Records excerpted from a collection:
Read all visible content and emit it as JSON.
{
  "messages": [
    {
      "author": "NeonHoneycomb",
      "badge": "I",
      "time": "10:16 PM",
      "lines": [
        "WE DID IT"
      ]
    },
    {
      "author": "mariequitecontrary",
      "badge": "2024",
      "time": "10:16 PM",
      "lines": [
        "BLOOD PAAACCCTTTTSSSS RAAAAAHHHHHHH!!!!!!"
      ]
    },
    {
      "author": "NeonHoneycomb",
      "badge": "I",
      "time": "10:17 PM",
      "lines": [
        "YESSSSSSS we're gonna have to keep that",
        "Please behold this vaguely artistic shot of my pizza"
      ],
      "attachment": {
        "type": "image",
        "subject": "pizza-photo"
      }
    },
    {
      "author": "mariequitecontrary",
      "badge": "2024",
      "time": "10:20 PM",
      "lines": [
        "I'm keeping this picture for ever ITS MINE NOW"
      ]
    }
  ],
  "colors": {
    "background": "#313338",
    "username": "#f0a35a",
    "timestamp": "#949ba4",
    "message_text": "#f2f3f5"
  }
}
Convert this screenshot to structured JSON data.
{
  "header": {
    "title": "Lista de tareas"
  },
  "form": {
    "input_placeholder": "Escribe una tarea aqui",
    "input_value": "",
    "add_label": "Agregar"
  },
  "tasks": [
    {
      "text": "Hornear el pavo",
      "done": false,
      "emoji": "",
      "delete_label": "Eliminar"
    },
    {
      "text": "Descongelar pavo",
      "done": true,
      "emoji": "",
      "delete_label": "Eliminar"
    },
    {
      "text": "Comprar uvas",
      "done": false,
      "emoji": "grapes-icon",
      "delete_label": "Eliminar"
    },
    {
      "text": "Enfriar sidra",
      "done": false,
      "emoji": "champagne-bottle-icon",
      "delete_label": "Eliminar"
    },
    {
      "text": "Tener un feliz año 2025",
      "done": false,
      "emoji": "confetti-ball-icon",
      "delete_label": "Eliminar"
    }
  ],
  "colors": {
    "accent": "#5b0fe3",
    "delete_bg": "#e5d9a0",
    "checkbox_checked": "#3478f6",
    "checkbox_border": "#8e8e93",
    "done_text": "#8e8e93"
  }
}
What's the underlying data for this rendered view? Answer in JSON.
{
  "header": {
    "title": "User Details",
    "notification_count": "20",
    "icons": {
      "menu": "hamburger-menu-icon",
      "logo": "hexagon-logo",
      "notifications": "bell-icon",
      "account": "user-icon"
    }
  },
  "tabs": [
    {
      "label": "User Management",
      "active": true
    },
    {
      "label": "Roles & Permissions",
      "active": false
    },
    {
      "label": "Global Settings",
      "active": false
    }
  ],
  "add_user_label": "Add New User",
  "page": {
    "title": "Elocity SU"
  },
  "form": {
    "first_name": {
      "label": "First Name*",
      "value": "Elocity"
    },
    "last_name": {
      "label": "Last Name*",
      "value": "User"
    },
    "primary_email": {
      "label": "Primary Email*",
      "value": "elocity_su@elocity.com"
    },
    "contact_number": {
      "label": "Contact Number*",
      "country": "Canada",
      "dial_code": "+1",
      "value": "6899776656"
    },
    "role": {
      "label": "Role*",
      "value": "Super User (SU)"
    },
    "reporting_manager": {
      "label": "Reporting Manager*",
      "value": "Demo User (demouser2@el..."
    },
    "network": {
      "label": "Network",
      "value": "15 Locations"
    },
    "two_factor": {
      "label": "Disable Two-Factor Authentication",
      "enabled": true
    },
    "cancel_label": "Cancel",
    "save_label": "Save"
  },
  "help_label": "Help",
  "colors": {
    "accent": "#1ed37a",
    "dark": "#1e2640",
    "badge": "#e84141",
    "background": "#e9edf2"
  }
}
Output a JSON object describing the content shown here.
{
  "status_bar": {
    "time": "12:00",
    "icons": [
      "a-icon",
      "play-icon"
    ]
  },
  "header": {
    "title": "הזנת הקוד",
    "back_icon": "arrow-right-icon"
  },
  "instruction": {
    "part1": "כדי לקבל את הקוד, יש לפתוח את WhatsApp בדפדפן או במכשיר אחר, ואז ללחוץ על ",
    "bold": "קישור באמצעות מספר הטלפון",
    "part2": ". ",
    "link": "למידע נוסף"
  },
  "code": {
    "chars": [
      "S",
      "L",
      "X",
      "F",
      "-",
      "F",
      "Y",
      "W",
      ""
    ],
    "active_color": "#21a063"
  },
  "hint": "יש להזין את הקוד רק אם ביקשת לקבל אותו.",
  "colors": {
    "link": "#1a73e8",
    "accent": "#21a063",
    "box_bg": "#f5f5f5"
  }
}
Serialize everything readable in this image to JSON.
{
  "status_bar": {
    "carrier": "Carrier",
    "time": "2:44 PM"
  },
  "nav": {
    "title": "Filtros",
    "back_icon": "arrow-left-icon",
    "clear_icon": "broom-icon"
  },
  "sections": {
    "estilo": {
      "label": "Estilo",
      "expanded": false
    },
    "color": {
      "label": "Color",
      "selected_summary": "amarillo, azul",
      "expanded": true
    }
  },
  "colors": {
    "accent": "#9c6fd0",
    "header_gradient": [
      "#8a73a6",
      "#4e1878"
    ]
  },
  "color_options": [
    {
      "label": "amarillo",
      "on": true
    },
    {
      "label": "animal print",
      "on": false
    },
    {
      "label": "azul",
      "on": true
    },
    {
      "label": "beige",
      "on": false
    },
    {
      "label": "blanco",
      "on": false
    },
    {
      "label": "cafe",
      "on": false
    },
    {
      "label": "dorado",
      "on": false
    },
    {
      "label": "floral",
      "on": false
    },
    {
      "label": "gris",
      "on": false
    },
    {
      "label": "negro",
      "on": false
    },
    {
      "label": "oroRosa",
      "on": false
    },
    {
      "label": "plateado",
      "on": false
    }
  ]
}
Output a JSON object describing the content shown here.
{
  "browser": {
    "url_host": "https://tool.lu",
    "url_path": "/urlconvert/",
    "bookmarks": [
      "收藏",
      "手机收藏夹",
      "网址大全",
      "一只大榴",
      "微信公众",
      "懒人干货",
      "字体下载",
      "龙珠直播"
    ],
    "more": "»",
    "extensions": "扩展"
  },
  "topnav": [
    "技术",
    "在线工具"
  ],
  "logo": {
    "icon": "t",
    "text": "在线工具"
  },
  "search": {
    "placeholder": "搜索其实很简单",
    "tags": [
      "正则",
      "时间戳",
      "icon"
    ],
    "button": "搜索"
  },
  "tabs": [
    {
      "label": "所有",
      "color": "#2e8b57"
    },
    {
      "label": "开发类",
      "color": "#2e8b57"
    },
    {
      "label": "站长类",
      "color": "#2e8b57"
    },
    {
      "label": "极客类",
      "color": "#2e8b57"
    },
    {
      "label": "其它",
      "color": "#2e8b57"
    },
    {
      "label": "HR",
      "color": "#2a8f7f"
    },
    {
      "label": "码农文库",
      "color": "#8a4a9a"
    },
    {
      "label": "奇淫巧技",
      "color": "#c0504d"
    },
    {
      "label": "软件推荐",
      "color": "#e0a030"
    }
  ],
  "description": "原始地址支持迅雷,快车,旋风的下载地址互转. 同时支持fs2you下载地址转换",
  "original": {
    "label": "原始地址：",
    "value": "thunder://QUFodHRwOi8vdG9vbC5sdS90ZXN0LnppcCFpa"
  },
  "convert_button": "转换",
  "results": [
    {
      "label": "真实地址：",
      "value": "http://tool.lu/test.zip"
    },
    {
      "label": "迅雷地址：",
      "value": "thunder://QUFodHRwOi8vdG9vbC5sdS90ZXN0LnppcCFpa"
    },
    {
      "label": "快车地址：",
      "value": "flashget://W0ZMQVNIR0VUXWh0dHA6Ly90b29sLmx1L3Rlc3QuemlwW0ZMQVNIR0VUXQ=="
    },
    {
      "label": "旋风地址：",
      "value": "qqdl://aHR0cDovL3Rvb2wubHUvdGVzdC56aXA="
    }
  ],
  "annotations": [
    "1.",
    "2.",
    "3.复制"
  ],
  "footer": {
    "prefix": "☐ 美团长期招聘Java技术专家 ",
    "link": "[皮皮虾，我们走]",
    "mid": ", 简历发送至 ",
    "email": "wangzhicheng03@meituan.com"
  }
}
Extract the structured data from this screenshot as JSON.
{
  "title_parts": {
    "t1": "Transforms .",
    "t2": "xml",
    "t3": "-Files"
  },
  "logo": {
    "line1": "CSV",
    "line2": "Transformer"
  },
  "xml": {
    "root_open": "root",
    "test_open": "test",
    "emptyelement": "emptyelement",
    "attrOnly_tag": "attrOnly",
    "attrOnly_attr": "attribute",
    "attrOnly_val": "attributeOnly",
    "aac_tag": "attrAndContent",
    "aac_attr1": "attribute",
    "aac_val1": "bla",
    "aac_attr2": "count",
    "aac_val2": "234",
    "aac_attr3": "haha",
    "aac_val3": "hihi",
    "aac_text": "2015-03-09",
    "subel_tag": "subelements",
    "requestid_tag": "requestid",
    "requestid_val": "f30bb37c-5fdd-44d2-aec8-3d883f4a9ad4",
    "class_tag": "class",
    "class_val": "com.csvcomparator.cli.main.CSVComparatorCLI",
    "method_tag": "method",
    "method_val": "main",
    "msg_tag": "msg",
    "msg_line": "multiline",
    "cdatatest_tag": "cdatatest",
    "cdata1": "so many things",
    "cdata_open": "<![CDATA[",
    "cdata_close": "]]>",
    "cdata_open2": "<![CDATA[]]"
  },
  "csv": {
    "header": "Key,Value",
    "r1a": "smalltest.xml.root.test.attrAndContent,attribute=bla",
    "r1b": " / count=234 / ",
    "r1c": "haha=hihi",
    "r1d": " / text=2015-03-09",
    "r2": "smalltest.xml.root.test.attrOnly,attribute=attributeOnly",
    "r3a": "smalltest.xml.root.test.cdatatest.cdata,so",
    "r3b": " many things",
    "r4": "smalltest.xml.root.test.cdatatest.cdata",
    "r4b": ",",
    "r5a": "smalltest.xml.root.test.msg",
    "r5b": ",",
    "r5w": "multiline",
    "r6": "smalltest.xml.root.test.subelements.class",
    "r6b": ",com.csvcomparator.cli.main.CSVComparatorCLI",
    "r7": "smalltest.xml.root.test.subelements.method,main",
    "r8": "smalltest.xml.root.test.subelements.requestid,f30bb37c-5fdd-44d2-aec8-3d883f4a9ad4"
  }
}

Instructions to follow
Gather each line of the listing containing the word "thunder" and show it.

The result
    "value": "thunder://QUFodHRwOi8vdG9vbC5sdS90ZXN0LnppcCFpa"
      "value": "thunder://QUFodHRwOi8vdG9vbC5sdS90ZXN0LnppcCFpa"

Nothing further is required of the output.